What is expected:
Wherever the string "funkcji" shows up in a line, count that line. Give the total alone.

Dataset rows:
----

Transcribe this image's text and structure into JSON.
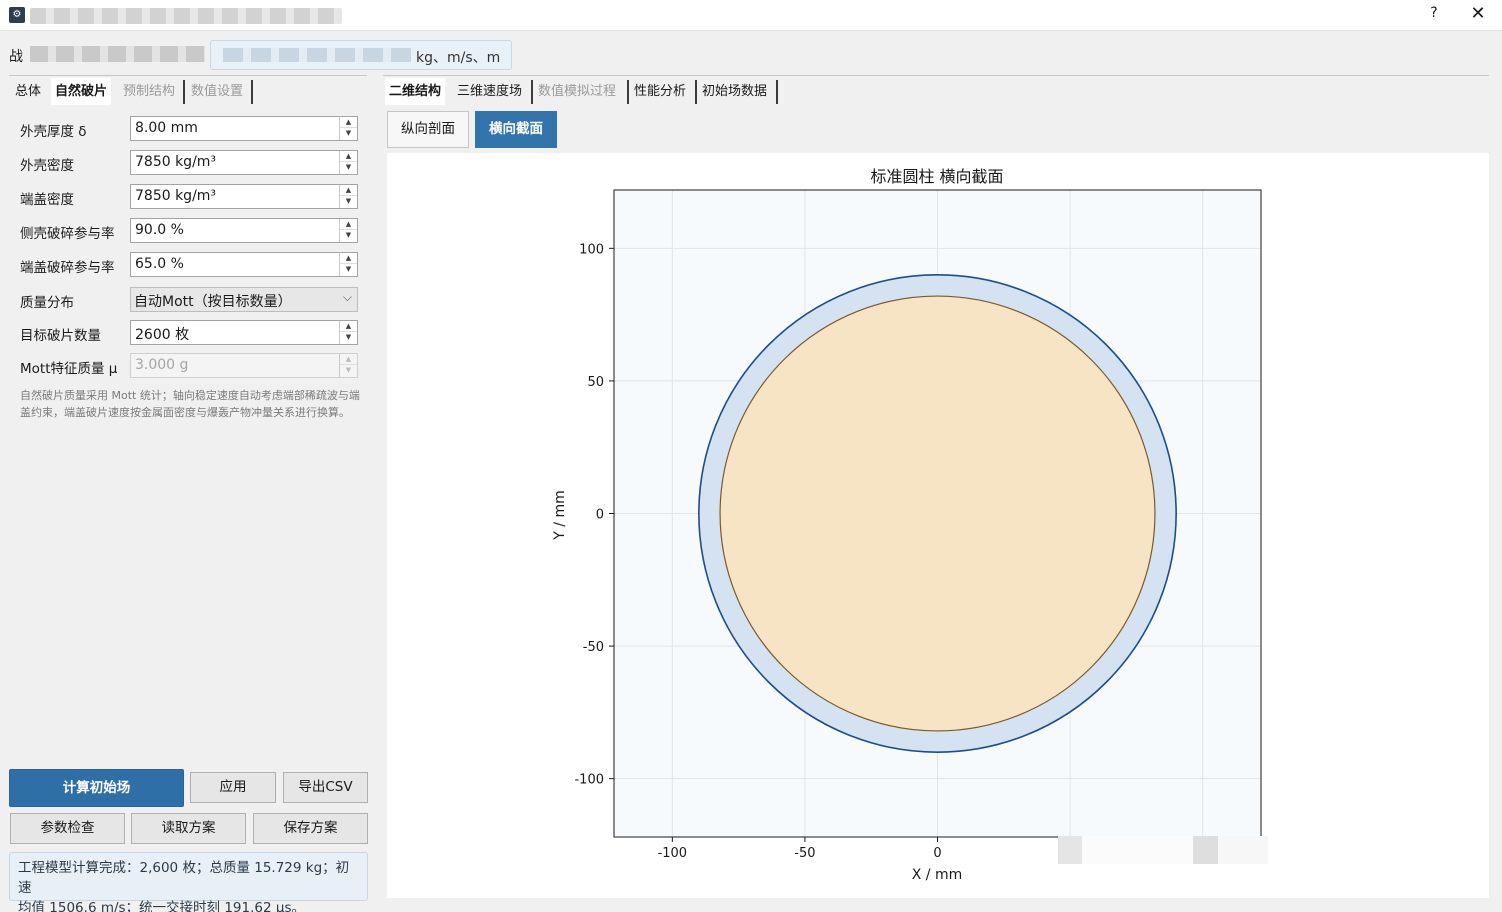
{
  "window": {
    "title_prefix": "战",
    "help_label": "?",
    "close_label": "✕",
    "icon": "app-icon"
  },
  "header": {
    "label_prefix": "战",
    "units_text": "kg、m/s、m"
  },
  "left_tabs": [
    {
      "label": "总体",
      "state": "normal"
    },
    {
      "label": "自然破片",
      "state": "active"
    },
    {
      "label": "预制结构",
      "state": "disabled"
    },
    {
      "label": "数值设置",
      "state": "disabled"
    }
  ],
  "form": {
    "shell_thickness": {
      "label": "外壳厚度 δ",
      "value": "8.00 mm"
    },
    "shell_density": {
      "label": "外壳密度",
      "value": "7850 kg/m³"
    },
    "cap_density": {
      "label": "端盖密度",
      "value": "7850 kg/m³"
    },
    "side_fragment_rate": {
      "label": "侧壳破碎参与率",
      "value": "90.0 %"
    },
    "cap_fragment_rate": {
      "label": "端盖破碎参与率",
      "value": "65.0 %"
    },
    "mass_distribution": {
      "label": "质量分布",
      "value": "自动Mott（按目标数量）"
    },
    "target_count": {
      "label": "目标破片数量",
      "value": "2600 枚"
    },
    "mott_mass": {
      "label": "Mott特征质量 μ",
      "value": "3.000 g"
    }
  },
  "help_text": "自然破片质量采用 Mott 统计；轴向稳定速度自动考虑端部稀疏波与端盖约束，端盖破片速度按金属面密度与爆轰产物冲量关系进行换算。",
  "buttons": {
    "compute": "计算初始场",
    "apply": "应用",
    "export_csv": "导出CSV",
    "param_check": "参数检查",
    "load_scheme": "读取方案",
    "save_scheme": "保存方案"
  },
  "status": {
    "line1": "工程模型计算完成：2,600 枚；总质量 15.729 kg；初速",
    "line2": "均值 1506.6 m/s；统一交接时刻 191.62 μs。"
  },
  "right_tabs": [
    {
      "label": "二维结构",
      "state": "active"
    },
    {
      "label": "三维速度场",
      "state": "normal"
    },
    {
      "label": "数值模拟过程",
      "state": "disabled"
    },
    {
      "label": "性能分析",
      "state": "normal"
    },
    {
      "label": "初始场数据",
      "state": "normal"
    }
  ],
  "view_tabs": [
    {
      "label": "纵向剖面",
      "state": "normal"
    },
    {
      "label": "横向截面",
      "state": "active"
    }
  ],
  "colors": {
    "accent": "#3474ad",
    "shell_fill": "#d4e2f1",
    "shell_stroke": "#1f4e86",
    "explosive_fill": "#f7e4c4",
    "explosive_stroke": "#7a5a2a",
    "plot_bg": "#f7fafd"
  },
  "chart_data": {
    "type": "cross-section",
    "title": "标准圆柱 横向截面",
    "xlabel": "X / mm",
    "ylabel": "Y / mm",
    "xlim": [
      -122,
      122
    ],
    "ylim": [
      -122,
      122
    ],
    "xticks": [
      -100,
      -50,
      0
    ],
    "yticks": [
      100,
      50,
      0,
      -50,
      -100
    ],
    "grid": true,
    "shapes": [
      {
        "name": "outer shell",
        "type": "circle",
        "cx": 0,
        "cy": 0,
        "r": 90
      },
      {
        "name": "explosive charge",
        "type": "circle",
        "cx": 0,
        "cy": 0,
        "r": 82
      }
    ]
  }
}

----

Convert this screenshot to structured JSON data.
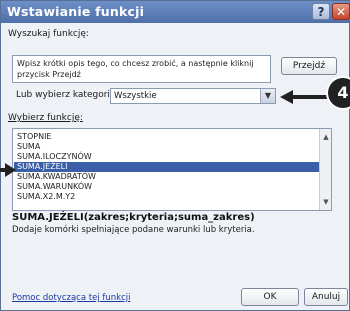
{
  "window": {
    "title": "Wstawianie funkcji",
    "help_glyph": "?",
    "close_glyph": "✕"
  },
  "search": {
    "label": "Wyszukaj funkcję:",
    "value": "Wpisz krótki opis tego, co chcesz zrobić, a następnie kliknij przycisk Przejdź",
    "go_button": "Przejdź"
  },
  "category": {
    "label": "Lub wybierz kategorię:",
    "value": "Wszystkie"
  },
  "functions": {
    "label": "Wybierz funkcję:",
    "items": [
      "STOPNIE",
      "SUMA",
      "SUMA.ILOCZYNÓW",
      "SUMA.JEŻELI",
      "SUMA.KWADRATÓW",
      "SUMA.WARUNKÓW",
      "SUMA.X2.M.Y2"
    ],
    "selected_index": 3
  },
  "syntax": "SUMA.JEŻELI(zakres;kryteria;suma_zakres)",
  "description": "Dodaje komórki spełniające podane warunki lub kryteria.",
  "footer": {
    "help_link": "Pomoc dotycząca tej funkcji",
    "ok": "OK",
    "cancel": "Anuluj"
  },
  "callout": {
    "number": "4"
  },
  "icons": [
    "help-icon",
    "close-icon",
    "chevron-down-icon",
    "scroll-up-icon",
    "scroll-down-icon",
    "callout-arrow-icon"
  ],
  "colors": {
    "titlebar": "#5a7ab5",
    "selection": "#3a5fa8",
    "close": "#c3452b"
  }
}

----

The reply:
2